Write out the listing below exactly, and omit any images you find in it.

* start Information provided *

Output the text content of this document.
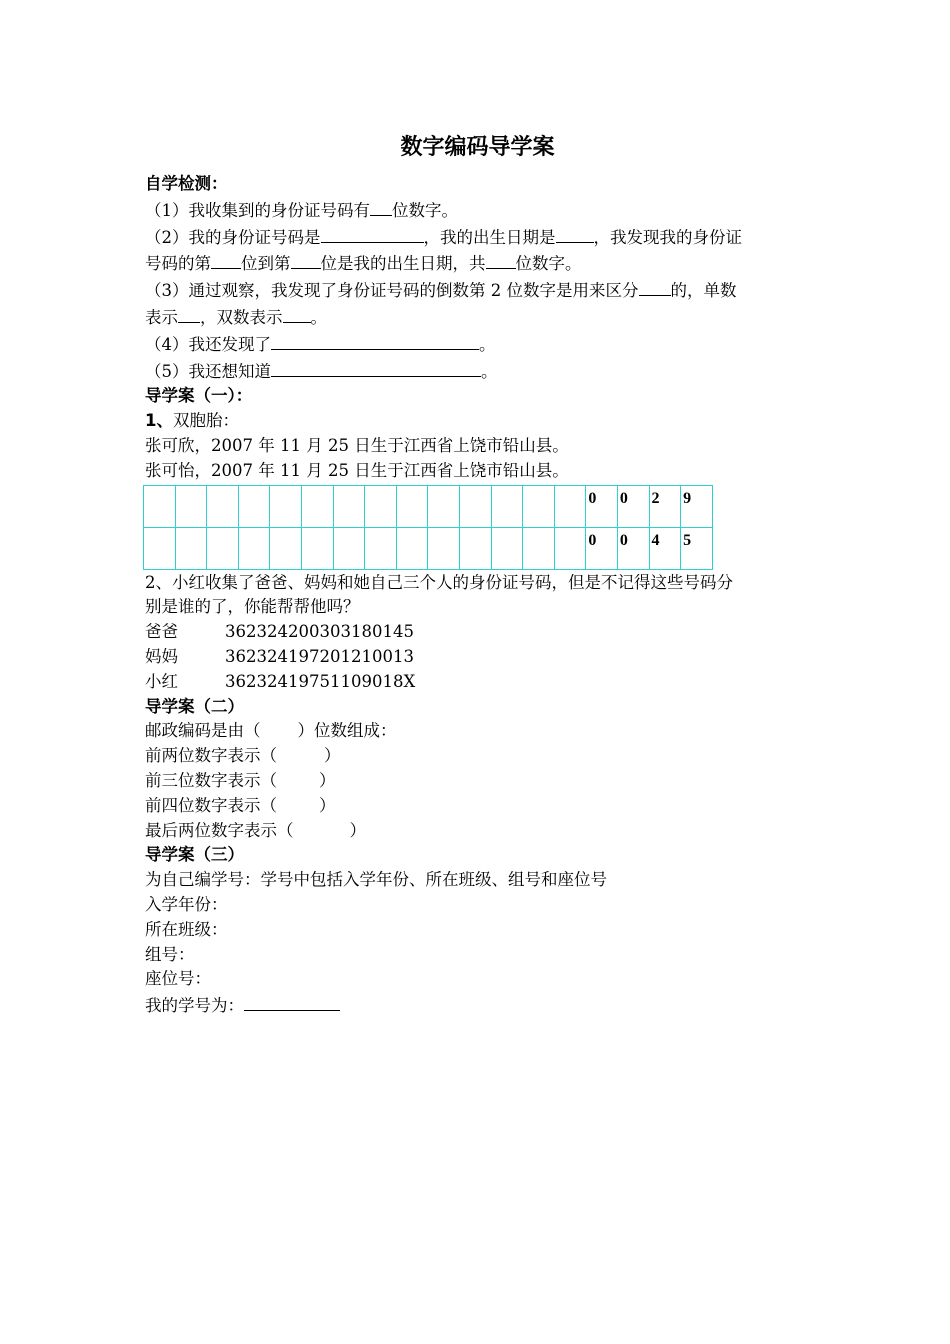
数字编码导学案
自学检测：
（1）我收集到的身份证号码有 位数字。
（2）我的身份证号码是	，我的出生日期是 ，我发现我的身份证
号码的第 位到第 位是我的出生日期，共 位数字。
（3）通过观察，我发现了身份证号码的倒数第 2 位数字是用来区分 的，单数
表示 ，双数表示 。
（4）我还发现了	。
（5）我还想知道	。
导学案（一）：
1、双胞胎：
张可欣，2007 年 11 月 25 日生于江西省上饶市铅山县。
张可怡，2007 年 11 月 25 日生于江西省上饶市铅山县。
														0	0	2	9
														0	0	4	5
2、小红收集了爸爸、妈妈和她自己三个人的身份证号码，但是不记得这些号码分
别是谁的了，你能帮帮他吗？
爸爸	362324200303180145
妈妈	362324197201210013
小红	36232419751109018X
导学案（二）
邮政编码是由（ ）位数组成：
前两位数字表示（	）
前三位数字表示（	）
前四位数字表示（	）
最后两位数字表示（	）
导学案（三）
为自己编学号：学号中包括入学年份、所在班级、组号和座位号
入学年份：
所在班级：
组号：
座位号：
我的学号为：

* end Information provided *

» Answer in full:
Output the text content of this document.
数字编码导学案
自学检测：
（1）我收集到的身份证号码有 位数字。
（2）我的身份证号码是	，我的出生日期是 ，我发现我的身份证
号码的第 位到第 位是我的出生日期，共 位数字。
（3）通过观察，我发现了身份证号码的倒数第 2 位数字是用来区分 的，单数
表示 ，双数表示 。
（4）我还发现了	。
（5）我还想知道	。
导学案（一）：
1、双胞胎：
张可欣，2007 年 11 月 25 日生于江西省上饶市铅山县。
张可怡，2007 年 11 月 25 日生于江西省上饶市铅山县。
														0	0	2	9
														0	0	4	5
2、小红收集了爸爸、妈妈和她自己三个人的身份证号码，但是不记得这些号码分
别是谁的了，你能帮帮他吗？
爸爸	362324200303180145
妈妈	362324197201210013
小红	36232419751109018X
导学案（二）
邮政编码是由（ ）位数组成：
前两位数字表示（	）
前三位数字表示（	）
前四位数字表示（	）
最后两位数字表示（	）
导学案（三）
为自己编学号：学号中包括入学年份、所在班级、组号和座位号
入学年份：
所在班级：
组号：
座位号：
我的学号为：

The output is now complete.